_Tarea pendiente 1:_
Según la noticia, ¿en qué se basaban los abogados de Shiraishi para pedir cadena perpetua? Explícalo en una a tres oraciones.
_Tarea pendiente 2:_
Por favor, transcribe de la noticia el pasaje que va desde "Lea además: Coronavirus: vacuna" hasta "olor que despedían.", incluido este último.

_Fragmento proporcionado:_
El “asesino de Twitter” es condenado a muerte en Japón por el asesinato de nueve personas que conoció en internet

Un japonés de 30 años, apodado el “asesino de Twitter”, fue condenado a muerte el martes por un tribunal de Tokio por el asesinato de nueve personas que conoció en internet, dijo un funcionario judicial.

Publicado el
Takahiro Shiraishi después de ser arrestado en 2017.
Takahiro Shiraishi después de ser arrestado en 2017.

Takahiro Shiraishi fue “condenado a muerte”, dijo la fuente a la AFP, sin dar más detalles.

En el juicio, Shiraishi admitió que había asesinado y descuartizado a ocho mujeres y un hombre, de entre 15 y 26 años de edad.

Los abogados de Shirashi habían pedido cadena perpetua, alegando que las víctimas, que expresaban sus tendencias suicidas en las redes sociales, habían dado su consentimiento para ser asesinadas.

Ese alegato, objetado incluso por el propio acusado, fue rechazado por el tribunal.

Lea también: Mutación del coronavirus: qué tan preocupante es la aparición de una nueva cepa como la recientemente detectada en Reino Unido

“Ninguna de las nueve víctimas pidió ser asesinada, ni siquiera de manera tácita”, sostuvo el juez, según el canal de televisión pública NHK.

El magistrado calificó los hechos de “extremadamente graves” y consideró que la “dignidad” de las víctimas había sido “pisoteada”.

Ilustración de Masato Yamashita muestra a Takahiro Shiraishi en medio de dos oficiales durante su primera declaración en Tokio, Japón en donde se le acusaba de matar a desmembrar a nueve personas en su apartamento en 2017. (Foto Prensa Libre: EFE)

Shiraishi captaba a sus víctimas en la red social Twitter, diciéndoles que podía ayudarles a concretar sus proyectos suicidas e incluso morir a su lado.

Lea además: Coronavirus: vacuna de Moderna tiene luz verde por la FDA en Estados Unidos

Shiraishi también fue juzgado por haber descuartizado a sus víctimas y haber almacenado sus restos en neveras en su pequeño apartamento de Zama, un suburbio del suroeste de Tokio.

El 31 de octubre de 2017, la policía descubrió 240 fragmentos de cuerpos humanos almacenados en neveras o cajas de herramientas cubiertas de arena para gatos para ocultar el olor que despedían.

La última ejecución en Japón – la de un chino responsable del asesinato de cuatro personas de una misma familia en 2003- tuvo lugar hace un año.

_Listado de registros:_
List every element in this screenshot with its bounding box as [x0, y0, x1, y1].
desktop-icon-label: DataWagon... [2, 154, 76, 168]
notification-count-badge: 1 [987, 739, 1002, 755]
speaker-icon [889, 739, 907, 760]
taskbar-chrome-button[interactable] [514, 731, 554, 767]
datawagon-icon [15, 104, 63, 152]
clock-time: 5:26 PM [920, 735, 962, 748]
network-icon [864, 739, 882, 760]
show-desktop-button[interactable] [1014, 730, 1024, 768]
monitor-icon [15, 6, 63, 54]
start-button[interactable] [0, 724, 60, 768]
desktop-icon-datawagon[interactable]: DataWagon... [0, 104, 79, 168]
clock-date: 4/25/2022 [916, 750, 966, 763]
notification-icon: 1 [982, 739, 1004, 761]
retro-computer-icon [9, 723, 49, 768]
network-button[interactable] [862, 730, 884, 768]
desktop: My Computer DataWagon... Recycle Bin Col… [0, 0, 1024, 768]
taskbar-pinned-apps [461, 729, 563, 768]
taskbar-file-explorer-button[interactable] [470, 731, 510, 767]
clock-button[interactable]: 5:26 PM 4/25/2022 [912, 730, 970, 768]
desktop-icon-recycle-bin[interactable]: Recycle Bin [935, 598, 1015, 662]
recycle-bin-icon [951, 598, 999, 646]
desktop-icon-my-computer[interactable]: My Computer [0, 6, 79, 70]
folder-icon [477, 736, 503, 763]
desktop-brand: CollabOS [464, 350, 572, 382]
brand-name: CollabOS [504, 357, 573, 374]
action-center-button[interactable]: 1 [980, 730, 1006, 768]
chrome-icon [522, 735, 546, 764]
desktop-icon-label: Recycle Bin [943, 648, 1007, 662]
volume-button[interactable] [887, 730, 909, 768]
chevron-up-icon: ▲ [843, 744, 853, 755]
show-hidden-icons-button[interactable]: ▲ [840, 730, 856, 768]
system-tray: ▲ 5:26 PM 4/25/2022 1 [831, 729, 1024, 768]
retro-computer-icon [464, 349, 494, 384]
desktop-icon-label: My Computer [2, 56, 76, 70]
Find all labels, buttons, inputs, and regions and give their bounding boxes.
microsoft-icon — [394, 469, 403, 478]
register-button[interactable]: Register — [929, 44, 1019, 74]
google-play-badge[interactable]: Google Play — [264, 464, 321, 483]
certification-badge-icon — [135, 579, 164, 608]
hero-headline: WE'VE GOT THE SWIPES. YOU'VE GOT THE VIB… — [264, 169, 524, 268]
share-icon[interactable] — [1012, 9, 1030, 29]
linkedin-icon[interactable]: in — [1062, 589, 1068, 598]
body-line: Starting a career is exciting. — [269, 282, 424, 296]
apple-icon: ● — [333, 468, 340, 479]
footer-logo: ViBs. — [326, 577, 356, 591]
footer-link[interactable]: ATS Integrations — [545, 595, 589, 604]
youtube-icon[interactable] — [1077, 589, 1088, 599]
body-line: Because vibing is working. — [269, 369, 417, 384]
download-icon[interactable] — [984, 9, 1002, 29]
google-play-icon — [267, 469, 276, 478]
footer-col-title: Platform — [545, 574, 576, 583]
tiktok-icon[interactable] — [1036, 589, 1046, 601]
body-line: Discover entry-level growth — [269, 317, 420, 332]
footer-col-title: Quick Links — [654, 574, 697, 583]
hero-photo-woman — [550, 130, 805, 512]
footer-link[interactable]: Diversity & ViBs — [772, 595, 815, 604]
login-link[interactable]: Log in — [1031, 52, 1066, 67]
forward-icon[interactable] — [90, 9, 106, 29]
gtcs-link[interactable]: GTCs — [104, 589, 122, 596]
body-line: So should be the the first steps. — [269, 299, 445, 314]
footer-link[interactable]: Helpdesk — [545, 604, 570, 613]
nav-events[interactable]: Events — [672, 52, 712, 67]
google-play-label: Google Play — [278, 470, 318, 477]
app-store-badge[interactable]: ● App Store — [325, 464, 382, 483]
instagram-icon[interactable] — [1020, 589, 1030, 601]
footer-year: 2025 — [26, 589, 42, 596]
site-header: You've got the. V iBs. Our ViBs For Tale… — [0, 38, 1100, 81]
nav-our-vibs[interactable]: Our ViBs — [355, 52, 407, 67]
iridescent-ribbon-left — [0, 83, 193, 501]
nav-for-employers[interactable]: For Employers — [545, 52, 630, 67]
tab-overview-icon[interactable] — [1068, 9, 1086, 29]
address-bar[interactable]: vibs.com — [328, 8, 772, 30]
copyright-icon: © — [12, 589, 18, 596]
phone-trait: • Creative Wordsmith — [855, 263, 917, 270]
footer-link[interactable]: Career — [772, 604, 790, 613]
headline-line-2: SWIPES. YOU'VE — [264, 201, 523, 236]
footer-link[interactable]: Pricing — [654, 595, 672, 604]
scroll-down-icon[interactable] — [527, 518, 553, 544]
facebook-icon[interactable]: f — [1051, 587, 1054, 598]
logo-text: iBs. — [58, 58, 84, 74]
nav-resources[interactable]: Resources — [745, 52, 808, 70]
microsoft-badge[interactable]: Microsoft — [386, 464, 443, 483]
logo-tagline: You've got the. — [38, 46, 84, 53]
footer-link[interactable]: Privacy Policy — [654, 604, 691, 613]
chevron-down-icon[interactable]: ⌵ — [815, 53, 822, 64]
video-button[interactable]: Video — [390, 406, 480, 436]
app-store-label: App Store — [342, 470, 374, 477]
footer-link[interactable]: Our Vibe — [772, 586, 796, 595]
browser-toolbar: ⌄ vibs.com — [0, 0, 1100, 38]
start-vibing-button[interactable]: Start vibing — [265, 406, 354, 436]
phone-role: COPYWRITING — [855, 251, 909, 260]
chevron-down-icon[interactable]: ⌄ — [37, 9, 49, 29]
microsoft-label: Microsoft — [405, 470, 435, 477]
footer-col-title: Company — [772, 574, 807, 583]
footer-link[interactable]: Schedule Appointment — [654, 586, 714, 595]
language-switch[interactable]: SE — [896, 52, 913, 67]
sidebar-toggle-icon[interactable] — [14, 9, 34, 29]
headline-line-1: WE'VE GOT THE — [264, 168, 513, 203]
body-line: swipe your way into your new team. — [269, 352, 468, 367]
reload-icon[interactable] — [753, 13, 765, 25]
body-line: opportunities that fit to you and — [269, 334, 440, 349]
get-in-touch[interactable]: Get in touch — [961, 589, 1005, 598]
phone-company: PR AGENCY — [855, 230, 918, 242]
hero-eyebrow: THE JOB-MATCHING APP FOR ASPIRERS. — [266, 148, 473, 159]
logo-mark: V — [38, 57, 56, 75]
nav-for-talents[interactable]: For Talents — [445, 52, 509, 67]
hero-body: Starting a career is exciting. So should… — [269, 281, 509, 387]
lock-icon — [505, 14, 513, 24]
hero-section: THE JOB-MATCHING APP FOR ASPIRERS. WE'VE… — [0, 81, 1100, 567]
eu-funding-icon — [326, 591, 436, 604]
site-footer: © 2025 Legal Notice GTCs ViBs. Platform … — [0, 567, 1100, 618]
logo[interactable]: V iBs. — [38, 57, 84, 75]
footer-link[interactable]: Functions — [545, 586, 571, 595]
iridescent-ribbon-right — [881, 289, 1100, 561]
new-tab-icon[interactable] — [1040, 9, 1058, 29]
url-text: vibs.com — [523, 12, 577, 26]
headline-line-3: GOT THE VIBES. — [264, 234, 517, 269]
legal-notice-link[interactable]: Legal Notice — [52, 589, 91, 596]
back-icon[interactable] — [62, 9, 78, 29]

_Resultado obtenido 1:_
Los abogados pidieron cadena perpetua porque alegaban que las víctimas habían dado su consentimiento para ser asesinadas. Se apoyaban en que esas personas expresaban sus tendencias suicidas en las redes sociales.

_Resultado obtenido 2:_
Lea además: Coronavirus: vacuna de Moderna tiene luz verde por la FDA en Estados Unidos

Shiraishi también fue juzgado por haber descuartizado a sus víctimas y haber almacenado sus restos en neveras en su pequeño apartamento de Zama, un suburbio del suroeste de Tokio.

El 31 de octubre de 2017, la policía descubrió 240 fragmentos de cuerpos humanos almacenados en neveras o cajas de herramientas cubiertas de arena para gatos para ocultar el olor que despedían.